>> Start Dataset rows

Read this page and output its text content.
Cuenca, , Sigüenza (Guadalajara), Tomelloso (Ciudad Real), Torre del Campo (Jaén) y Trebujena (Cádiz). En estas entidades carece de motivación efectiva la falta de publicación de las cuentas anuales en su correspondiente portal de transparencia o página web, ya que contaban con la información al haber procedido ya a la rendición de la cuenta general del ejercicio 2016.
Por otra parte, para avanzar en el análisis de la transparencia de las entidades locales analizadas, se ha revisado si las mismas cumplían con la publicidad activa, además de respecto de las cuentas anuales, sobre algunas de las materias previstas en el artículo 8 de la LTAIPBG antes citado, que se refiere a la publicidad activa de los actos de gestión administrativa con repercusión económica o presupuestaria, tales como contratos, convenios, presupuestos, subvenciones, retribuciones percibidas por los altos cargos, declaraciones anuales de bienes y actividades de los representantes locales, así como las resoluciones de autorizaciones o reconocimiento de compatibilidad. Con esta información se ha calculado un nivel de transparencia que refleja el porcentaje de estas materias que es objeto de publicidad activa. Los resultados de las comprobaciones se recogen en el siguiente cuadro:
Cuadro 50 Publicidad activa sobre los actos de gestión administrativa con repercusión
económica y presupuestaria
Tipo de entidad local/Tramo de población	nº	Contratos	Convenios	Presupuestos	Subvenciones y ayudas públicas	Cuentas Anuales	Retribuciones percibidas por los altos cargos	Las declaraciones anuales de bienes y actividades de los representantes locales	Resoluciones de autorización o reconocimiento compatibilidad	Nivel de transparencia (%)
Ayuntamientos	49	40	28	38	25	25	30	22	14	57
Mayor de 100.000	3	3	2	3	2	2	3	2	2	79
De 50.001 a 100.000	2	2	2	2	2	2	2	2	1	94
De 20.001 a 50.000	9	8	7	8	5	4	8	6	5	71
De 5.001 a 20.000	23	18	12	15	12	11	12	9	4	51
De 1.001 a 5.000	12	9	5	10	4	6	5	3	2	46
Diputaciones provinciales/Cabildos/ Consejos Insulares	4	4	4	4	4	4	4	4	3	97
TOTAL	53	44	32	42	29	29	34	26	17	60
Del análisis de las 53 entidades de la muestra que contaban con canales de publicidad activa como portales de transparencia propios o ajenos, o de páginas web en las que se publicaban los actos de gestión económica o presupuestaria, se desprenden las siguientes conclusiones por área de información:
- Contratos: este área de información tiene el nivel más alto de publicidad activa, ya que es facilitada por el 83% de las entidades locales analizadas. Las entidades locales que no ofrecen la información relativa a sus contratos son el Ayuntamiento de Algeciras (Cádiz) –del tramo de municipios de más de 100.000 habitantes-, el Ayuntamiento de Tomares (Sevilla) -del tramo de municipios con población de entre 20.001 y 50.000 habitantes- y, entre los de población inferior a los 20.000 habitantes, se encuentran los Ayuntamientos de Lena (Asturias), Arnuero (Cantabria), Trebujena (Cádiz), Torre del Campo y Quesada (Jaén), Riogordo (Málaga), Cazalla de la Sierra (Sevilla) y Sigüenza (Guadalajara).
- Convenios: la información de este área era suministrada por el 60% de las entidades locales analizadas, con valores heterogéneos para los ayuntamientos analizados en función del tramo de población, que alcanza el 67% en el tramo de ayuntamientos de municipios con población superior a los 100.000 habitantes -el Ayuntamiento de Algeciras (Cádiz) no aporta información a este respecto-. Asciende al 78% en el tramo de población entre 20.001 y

>> End Dataset rows

§ What is expected: Give every line of the material again, exactly as it reads.

§ Final result:
Read this page and output its text content.
Cuenca, , Sigüenza (Guadalajara), Tomelloso (Ciudad Real), Torre del Campo (Jaén) y Trebujena (Cádiz). En estas entidades carece de motivación efectiva la falta de publicación de las cuentas anuales en su correspondiente portal de transparencia o página web, ya que contaban con la información al haber procedido ya a la rendición de la cuenta general del ejercicio 2016.
Por otra parte, para avanzar en el análisis de la transparencia de las entidades locales analizadas, se ha revisado si las mismas cumplían con la publicidad activa, además de respecto de las cuentas anuales, sobre algunas de las materias previstas en el artículo 8 de la LTAIPBG antes citado, que se refiere a la publicidad activa de los actos de gestión administrativa con repercusión económica o presupuestaria, tales como contratos, convenios, presupuestos, subvenciones, retribuciones percibidas por los altos cargos, declaraciones anuales de bienes y actividades de los representantes locales, así como las resoluciones de autorizaciones o reconocimiento de compatibilidad. Con esta información se ha calculado un nivel de transparencia que refleja el porcentaje de estas materias que es objeto de publicidad activa. Los resultados de las comprobaciones se recogen en el siguiente cuadro:
Cuadro 50 Publicidad activa sobre los actos de gestión administrativa con repercusión
económica y presupuestaria
Tipo de entidad local/Tramo de población	nº	Contratos	Convenios	Presupuestos	Subvenciones y ayudas públicas	Cuentas Anuales	Retribuciones percibidas por los altos cargos	Las declaraciones anuales de bienes y actividades de los representantes locales	Resoluciones de autorización o reconocimiento compatibilidad	Nivel de transparencia (%)
Ayuntamientos	49	40	28	38	25	25	30	22	14	57
Mayor de 100.000	3	3	2	3	2	2	3	2	2	79
De 50.001 a 100.000	2	2	2	2	2	2	2	2	1	94
De 20.001 a 50.000	9	8	7	8	5	4	8	6	5	71
De 5.001 a 20.000	23	18	12	15	12	11	12	9	4	51
De 1.001 a 5.000	12	9	5	10	4	6	5	3	2	46
Diputaciones provinciales/Cabildos/ Consejos Insulares	4	4	4	4	4	4	4	4	3	97
TOTAL	53	44	32	42	29	29	34	26	17	60
Del análisis de las 53 entidades de la muestra que contaban con canales de publicidad activa como portales de transparencia propios o ajenos, o de páginas web en las que se publicaban los actos de gestión económica o presupuestaria, se desprenden las siguientes conclusiones por área de información:
- Contratos: este área de información tiene el nivel más alto de publicidad activa, ya que es facilitada por el 83% de las entidades locales analizadas. Las entidades locales que no ofrecen la información relativa a sus contratos son el Ayuntamiento de Algeciras (Cádiz) –del tramo de municipios de más de 100.000 habitantes-, el Ayuntamiento de Tomares (Sevilla) -del tramo de municipios con población de entre 20.001 y 50.000 habitantes- y, entre los de población inferior a los 20.000 habitantes, se encuentran los Ayuntamientos de Lena (Asturias), Arnuero (Cantabria), Trebujena (Cádiz), Torre del Campo y Quesada (Jaén), Riogordo (Málaga), Cazalla de la Sierra (Sevilla) y Sigüenza (Guadalajara).
- Convenios: la información de este área era suministrada por el 60% de las entidades locales analizadas, con valores heterogéneos para los ayuntamientos analizados en función del tramo de población, que alcanza el 67% en el tramo de ayuntamientos de municipios con población superior a los 100.000 habitantes -el Ayuntamiento de Algeciras (Cádiz) no aporta información a este respecto-. Asciende al 78% en el tramo de población entre 20.001 y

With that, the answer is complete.